### Extracted records

^^^^^^^^

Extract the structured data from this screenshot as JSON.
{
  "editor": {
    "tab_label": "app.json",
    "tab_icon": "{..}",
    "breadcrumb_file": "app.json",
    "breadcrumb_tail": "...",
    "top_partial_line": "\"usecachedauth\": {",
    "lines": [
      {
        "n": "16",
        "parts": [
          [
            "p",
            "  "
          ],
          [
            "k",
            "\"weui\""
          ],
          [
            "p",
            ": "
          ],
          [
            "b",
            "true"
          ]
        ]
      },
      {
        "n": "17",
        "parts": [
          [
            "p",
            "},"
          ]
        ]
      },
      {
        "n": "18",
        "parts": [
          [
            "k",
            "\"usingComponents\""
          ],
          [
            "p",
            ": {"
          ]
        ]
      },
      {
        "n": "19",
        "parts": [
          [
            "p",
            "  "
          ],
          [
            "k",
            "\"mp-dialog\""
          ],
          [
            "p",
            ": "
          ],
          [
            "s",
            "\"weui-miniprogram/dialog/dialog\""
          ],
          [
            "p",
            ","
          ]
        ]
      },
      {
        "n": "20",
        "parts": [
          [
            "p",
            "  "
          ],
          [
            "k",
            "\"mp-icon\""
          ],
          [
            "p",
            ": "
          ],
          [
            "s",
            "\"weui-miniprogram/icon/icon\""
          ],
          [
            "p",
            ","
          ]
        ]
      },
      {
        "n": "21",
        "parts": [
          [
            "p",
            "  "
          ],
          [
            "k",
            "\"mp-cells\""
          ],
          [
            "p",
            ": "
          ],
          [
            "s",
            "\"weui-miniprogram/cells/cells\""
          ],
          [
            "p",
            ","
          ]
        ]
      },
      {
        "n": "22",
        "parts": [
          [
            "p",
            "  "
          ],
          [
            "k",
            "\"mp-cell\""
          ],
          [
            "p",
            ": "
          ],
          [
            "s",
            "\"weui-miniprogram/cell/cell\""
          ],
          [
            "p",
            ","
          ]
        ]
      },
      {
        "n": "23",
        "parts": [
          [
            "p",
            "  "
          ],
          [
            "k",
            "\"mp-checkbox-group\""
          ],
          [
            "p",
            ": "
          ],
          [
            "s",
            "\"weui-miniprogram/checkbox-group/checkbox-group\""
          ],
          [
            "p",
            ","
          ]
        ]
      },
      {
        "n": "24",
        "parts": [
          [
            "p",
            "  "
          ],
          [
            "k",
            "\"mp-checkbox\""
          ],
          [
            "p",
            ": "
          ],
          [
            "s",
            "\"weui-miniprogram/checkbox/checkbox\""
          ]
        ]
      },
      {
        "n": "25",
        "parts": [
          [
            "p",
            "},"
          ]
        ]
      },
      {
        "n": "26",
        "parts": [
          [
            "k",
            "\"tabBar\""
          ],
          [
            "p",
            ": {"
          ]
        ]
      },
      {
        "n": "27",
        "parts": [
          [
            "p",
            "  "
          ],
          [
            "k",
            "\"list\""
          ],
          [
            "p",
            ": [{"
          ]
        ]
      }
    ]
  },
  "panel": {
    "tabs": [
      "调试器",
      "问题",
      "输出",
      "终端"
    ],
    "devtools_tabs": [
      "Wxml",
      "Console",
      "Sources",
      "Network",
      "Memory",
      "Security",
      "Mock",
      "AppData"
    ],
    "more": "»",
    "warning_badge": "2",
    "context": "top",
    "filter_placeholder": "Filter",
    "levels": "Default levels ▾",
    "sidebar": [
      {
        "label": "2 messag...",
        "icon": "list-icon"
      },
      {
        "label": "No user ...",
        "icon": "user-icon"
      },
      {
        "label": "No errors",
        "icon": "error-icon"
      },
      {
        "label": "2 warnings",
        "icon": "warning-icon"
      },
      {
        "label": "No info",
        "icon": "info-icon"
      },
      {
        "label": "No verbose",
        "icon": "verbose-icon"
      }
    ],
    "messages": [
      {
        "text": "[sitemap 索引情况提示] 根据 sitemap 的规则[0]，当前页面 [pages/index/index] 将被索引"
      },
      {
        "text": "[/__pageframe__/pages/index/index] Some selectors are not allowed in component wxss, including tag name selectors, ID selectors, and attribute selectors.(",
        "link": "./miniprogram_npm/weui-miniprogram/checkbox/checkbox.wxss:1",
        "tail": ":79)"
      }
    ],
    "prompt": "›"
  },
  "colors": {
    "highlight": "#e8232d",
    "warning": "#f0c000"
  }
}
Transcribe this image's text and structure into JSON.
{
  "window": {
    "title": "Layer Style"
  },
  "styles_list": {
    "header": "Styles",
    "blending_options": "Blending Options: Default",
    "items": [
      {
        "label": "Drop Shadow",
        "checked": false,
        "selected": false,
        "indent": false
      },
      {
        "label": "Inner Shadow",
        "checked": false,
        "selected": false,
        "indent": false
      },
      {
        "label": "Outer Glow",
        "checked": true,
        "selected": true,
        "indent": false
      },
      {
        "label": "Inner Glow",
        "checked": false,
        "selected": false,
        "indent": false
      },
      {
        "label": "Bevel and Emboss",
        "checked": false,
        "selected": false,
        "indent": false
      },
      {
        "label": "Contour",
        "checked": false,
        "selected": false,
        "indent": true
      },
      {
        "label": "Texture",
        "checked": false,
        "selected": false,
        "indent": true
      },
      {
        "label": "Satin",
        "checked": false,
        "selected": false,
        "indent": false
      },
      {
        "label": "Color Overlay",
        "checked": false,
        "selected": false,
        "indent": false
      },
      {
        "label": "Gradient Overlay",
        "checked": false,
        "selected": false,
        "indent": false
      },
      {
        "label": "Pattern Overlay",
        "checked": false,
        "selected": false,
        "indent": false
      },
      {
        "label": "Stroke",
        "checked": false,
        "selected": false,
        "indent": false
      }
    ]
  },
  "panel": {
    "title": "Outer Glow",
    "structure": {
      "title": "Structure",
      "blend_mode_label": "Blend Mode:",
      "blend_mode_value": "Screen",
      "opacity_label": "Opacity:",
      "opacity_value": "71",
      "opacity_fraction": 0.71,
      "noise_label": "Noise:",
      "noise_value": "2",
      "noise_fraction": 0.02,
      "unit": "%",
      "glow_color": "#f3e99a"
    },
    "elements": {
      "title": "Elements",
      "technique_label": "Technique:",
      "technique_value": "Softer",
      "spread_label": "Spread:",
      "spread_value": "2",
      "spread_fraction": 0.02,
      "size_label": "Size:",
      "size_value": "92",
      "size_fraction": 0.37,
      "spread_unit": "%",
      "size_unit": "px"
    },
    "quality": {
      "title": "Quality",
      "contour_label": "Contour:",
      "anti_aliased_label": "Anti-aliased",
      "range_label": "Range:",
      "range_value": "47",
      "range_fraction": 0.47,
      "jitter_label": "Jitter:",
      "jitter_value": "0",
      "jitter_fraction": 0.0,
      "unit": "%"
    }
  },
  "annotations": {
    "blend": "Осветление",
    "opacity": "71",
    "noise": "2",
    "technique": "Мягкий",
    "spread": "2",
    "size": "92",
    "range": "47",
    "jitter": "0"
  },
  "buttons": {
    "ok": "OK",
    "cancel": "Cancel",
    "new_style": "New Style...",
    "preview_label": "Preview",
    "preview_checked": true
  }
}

^^^^^^^^

The records above should be returned exactly.

Extract the structured data from this screenshot as JSON.
{
  "editor": {
    "tab_label": "app.json",
    "tab_icon": "{..}",
    "breadcrumb_file": "app.json",
    "breadcrumb_tail": "...",
    "top_partial_line": "\"usecachedauth\": {",
    "lines": [
      {
        "n": "16",
        "parts": [
          [
            "p",
            "  "
          ],
          [
            "k",
            "\"weui\""
          ],
          [
            "p",
            ": "
          ],
          [
            "b",
            "true"
          ]
        ]
      },
      {
        "n": "17",
        "parts": [
          [
            "p",
            "},"
          ]
        ]
      },
      {
        "n": "18",
        "parts": [
          [
            "k",
            "\"usingComponents\""
          ],
          [
            "p",
            ": {"
          ]
        ]
      },
      {
        "n": "19",
        "parts": [
          [
            "p",
            "  "
          ],
          [
            "k",
            "\"mp-dialog\""
          ],
          [
            "p",
            ": "
          ],
          [
            "s",
            "\"weui-miniprogram/dialog/dialog\""
          ],
          [
            "p",
            ","
          ]
        ]
      },
      {
        "n": "20",
        "parts": [
          [
            "p",
            "  "
          ],
          [
            "k",
            "\"mp-icon\""
          ],
          [
            "p",
            ": "
          ],
          [
            "s",
            "\"weui-miniprogram/icon/icon\""
          ],
          [
            "p",
            ","
          ]
        ]
      },
      {
        "n": "21",
        "parts": [
          [
            "p",
            "  "
          ],
          [
            "k",
            "\"mp-cells\""
          ],
          [
            "p",
            ": "
          ],
          [
            "s",
            "\"weui-miniprogram/cells/cells\""
          ],
          [
            "p",
            ","
          ]
        ]
      },
      {
        "n": "22",
        "parts": [
          [
            "p",
            "  "
          ],
          [
            "k",
            "\"mp-cell\""
          ],
          [
            "p",
            ": "
          ],
          [
            "s",
            "\"weui-miniprogram/cell/cell\""
          ],
          [
            "p",
            ","
          ]
        ]
      },
      {
        "n": "23",
        "parts": [
          [
            "p",
            "  "
          ],
          [
            "k",
            "\"mp-checkbox-group\""
          ],
          [
            "p",
            ": "
          ],
          [
            "s",
            "\"weui-miniprogram/checkbox-group/checkbox-group\""
          ],
          [
            "p",
            ","
          ]
        ]
      },
      {
        "n": "24",
        "parts": [
          [
            "p",
            "  "
          ],
          [
            "k",
            "\"mp-checkbox\""
          ],
          [
            "p",
            ": "
          ],
          [
            "s",
            "\"weui-miniprogram/checkbox/checkbox\""
          ]
        ]
      },
      {
        "n": "25",
        "parts": [
          [
            "p",
            "},"
          ]
        ]
      },
      {
        "n": "26",
        "parts": [
          [
            "k",
            "\"tabBar\""
          ],
          [
            "p",
            ": {"
          ]
        ]
      },
      {
        "n": "27",
        "parts": [
          [
            "p",
            "  "
          ],
          [
            "k",
            "\"list\""
          ],
          [
            "p",
            ": [{"
          ]
        ]
      }
    ]
  },
  "panel": {
    "tabs": [
      "调试器",
      "问题",
      "输出",
      "终端"
    ],
    "devtools_tabs": [
      "Wxml",
      "Console",
      "Sources",
      "Network",
      "Memory",
      "Security",
      "Mock",
      "AppData"
    ],
    "more": "»",
    "warning_badge": "2",
    "context": "top",
    "filter_placeholder": "Filter",
    "levels": "Default levels ▾",
    "sidebar": [
      {
        "label": "2 messag...",
        "icon": "list-icon"
      },
      {
        "label": "No user ...",
        "icon": "user-icon"
      },
      {
        "label": "No errors",
        "icon": "error-icon"
      },
      {
        "label": "2 warnings",
        "icon": "warning-icon"
      },
      {
        "label": "No info",
        "icon": "info-icon"
      },
      {
        "label": "No verbose",
        "icon": "verbose-icon"
      }
    ],
    "messages": [
      {
        "text": "[sitemap 索引情况提示] 根据 sitemap 的规则[0]，当前页面 [pages/index/index] 将被索引"
      },
      {
        "text": "[/__pageframe__/pages/index/index] Some selectors are not allowed in component wxss, including tag name selectors, ID selectors, and attribute selectors.(",
        "link": "./miniprogram_npm/weui-miniprogram/checkbox/checkbox.wxss:1",
        "tail": ":79)"
      }
    ],
    "prompt": "›"
  },
  "colors": {
    "highlight": "#e8232d",
    "warning": "#f0c000"
  }
}
Transcribe this image's text and structure into JSON.
{
  "window": {
    "title": "Layer Style"
  },
  "styles_list": {
    "header": "Styles",
    "blending_options": "Blending Options: Default",
    "items": [
      {
        "label": "Drop Shadow",
        "checked": false,
        "selected": false,
        "indent": false
      },
      {
        "label": "Inner Shadow",
        "checked": false,
        "selected": false,
        "indent": false
      },
      {
        "label": "Outer Glow",
        "checked": true,
        "selected": true,
        "indent": false
      },
      {
        "label": "Inner Glow",
        "checked": false,
        "selected": false,
        "indent": false
      },
      {
        "label": "Bevel and Emboss",
        "checked": false,
        "selected": false,
        "indent": false
      },
      {
        "label": "Contour",
        "checked": false,
        "selected": false,
        "indent": true
      },
      {
        "label": "Texture",
        "checked": false,
        "selected": false,
        "indent": true
      },
      {
        "label": "Satin",
        "checked": false,
        "selected": false,
        "indent": false
      },
      {
        "label": "Color Overlay",
        "checked": false,
        "selected": false,
        "indent": false
      },
      {
        "label": "Gradient Overlay",
        "checked": false,
        "selected": false,
        "indent": false
      },
      {
        "label": "Pattern Overlay",
        "checked": false,
        "selected": false,
        "indent": false
      },
      {
        "label": "Stroke",
        "checked": false,
        "selected": false,
        "indent": false
      }
    ]
  },
  "panel": {
    "title": "Outer Glow",
    "structure": {
      "title": "Structure",
      "blend_mode_label": "Blend Mode:",
      "blend_mode_value": "Screen",
      "opacity_label": "Opacity:",
      "opacity_value": "71",
      "opacity_fraction": 0.71,
      "noise_label": "Noise:",
      "noise_value": "2",
      "noise_fraction": 0.02,
      "unit": "%",
      "glow_color": "#f3e99a"
    },
    "elements": {
      "title": "Elements",
      "technique_label": "Technique:",
      "technique_value": "Softer",
      "spread_label": "Spread:",
      "spread_value": "2",
      "spread_fraction": 0.02,
      "size_label": "Size:",
      "size_value": "92",
      "size_fraction": 0.37,
      "spread_unit": "%",
      "size_unit": "px"
    },
    "quality": {
      "title": "Quality",
      "contour_label": "Contour:",
      "anti_aliased_label": "Anti-aliased",
      "range_label": "Range:",
      "range_value": "47",
      "range_fraction": 0.47,
      "jitter_label": "Jitter:",
      "jitter_value": "0",
      "jitter_fraction": 0.0,
      "unit": "%"
    }
  },
  "annotations": {
    "blend": "Осветление",
    "opacity": "71",
    "noise": "2",
    "technique": "Мягкий",
    "spread": "2",
    "size": "92",
    "range": "47",
    "jitter": "0"
  },
  "buttons": {
    "ok": "OK",
    "cancel": "Cancel",
    "new_style": "New Style...",
    "preview_label": "Preview",
    "preview_checked": true
  }
}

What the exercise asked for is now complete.